[Stored items from a collection]

— START —

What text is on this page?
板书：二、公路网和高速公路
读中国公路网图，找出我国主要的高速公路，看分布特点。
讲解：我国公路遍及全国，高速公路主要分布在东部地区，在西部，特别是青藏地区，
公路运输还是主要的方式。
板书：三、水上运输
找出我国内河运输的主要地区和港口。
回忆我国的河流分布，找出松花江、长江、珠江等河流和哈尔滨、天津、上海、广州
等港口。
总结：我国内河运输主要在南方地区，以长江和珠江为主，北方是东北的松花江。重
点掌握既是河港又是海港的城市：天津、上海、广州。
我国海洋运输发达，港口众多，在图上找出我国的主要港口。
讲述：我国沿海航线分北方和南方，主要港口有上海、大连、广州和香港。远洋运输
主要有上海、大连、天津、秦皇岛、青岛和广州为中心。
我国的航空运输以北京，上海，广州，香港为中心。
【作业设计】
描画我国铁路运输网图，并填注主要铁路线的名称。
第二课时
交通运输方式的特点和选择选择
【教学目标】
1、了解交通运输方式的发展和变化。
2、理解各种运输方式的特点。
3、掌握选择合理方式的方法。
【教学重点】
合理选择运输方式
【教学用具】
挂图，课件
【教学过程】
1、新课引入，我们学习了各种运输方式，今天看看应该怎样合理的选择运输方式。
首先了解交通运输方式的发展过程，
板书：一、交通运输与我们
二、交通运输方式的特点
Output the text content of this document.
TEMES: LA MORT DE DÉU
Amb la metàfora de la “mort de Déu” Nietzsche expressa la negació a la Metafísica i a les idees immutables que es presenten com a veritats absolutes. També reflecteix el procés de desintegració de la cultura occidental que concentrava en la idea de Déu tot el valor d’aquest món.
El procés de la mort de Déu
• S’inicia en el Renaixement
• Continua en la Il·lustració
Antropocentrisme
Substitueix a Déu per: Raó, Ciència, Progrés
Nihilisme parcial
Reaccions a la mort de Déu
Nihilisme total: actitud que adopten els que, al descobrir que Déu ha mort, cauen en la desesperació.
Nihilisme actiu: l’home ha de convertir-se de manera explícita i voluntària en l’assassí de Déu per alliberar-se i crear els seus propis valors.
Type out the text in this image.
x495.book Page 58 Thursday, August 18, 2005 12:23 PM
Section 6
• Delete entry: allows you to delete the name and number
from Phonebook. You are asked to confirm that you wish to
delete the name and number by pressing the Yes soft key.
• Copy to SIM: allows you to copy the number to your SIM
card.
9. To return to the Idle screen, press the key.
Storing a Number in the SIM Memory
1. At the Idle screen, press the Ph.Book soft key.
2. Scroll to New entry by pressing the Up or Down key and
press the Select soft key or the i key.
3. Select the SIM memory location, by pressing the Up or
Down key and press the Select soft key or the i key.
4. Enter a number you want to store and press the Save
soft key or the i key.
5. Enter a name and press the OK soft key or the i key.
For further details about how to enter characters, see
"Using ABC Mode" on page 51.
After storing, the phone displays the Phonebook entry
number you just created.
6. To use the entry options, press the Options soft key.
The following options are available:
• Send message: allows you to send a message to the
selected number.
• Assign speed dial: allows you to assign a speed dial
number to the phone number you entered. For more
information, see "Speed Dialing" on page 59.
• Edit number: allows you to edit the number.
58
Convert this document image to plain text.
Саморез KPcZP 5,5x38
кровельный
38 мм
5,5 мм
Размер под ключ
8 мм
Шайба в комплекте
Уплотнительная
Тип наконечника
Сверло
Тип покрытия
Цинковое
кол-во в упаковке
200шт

— END —

Return nothing except the number of lines that include the string "pressing".

# [Task result]
3